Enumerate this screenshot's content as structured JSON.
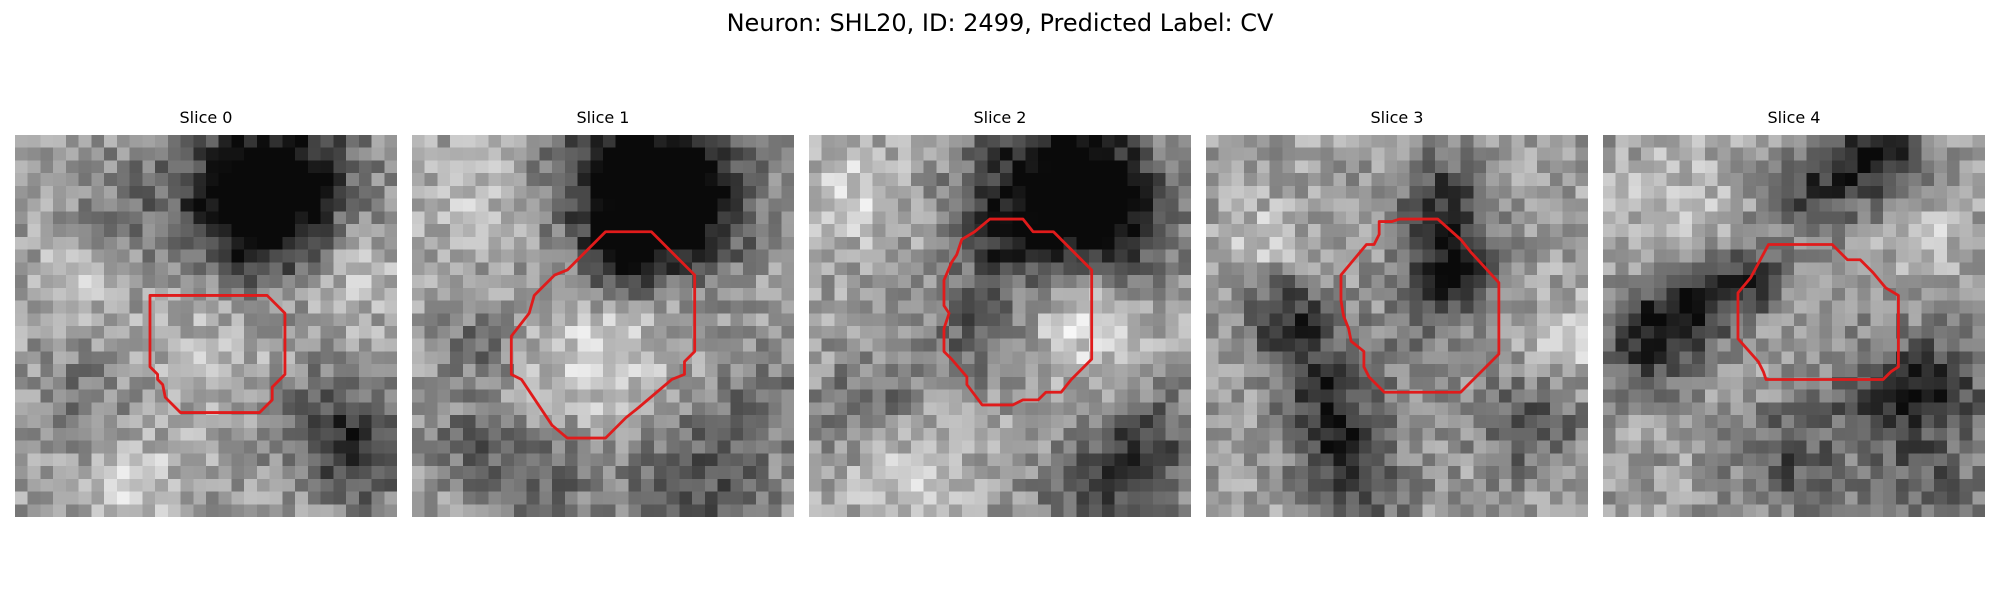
{
  "figure": {
    "title": "Neuron: SHL20, ID: 2499, Predicted Label: CV"
  },
  "colors": {
    "outline": "#e01b1b",
    "background": "#ffffff"
  },
  "panels": [
    {
      "title": "Slice 0"
    },
    {
      "title": "Slice 1"
    },
    {
      "title": "Slice 2"
    },
    {
      "title": "Slice 3"
    },
    {
      "title": "Slice 4"
    }
  ]
}
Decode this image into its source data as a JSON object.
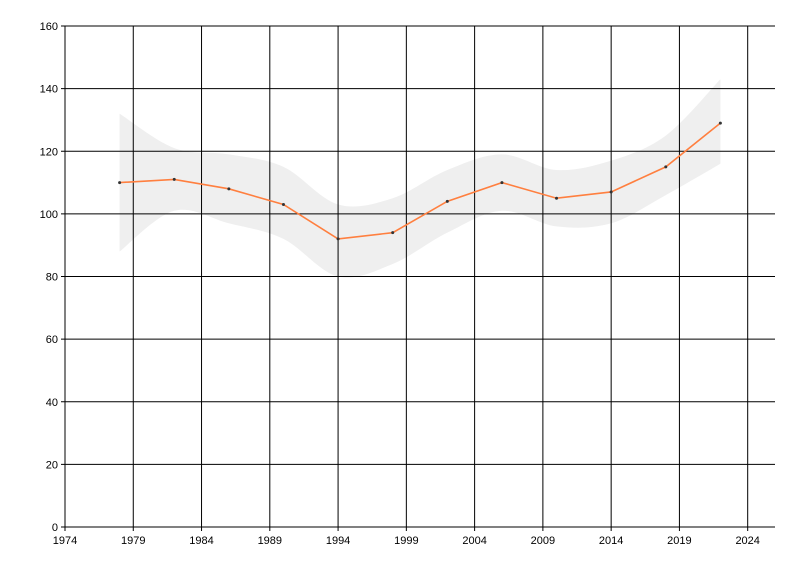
{
  "chart_data": {
    "type": "line",
    "x": [
      1978,
      1982,
      1986,
      1990,
      1994,
      1998,
      2002,
      2006,
      2010,
      2014,
      2018,
      2022
    ],
    "series": [
      {
        "color": "#ff7f3f",
        "values": [
          110,
          111,
          108,
          103,
          92,
          94,
          104,
          110,
          105,
          107,
          115,
          129
        ]
      }
    ],
    "band": {
      "color": "#efefef",
      "upper": [
        132,
        121,
        119,
        115,
        103,
        105,
        114,
        119,
        114,
        117,
        125,
        143
      ],
      "lower": [
        88,
        101,
        97,
        92,
        80,
        84,
        94,
        101,
        96,
        97,
        106,
        116
      ]
    },
    "xlim": [
      1974,
      2026
    ],
    "xticks": [
      1974,
      1979,
      1984,
      1989,
      1994,
      1999,
      2004,
      2009,
      2014,
      2019,
      2024
    ],
    "ylim": [
      0,
      160
    ],
    "yticks": [
      0,
      20,
      40,
      60,
      80,
      100,
      120,
      140,
      160
    ],
    "grid": true
  }
}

▶ _Exercise task_: Without the pictures, repeat all the records word for word.

▶ _Exercise response_:
Enumerate this screenshot's content as structured JSON.
{
  "figure": {
    "title": "Neuron: SHL20, ID: 2499, Predicted Label: CV"
  },
  "colors": {
    "outline": "#e01b1b",
    "background": "#ffffff"
  },
  "panels": [
    {
      "title": "Slice 0"
    },
    {
      "title": "Slice 1"
    },
    {
      "title": "Slice 2"
    },
    {
      "title": "Slice 3"
    },
    {
      "title": "Slice 4"
    }
  ]
}
Decode this image into its source data as a JSON object.
{
  "chart_data": {
    "type": "line",
    "x": [
      1978,
      1982,
      1986,
      1990,
      1994,
      1998,
      2002,
      2006,
      2010,
      2014,
      2018,
      2022
    ],
    "series": [
      {
        "color": "#ff7f3f",
        "values": [
          110,
          111,
          108,
          103,
          92,
          94,
          104,
          110,
          105,
          107,
          115,
          129
        ]
      }
    ],
    "band": {
      "color": "#efefef",
      "upper": [
        132,
        121,
        119,
        115,
        103,
        105,
        114,
        119,
        114,
        117,
        125,
        143
      ],
      "lower": [
        88,
        101,
        97,
        92,
        80,
        84,
        94,
        101,
        96,
        97,
        106,
        116
      ]
    },
    "xlim": [
      1974,
      2026
    ],
    "xticks": [
      1974,
      1979,
      1984,
      1989,
      1994,
      1999,
      2004,
      2009,
      2014,
      2019,
      2024
    ],
    "ylim": [
      0,
      160
    ],
    "yticks": [
      0,
      20,
      40,
      60,
      80,
      100,
      120,
      140,
      160
    ],
    "grid": true
  }
}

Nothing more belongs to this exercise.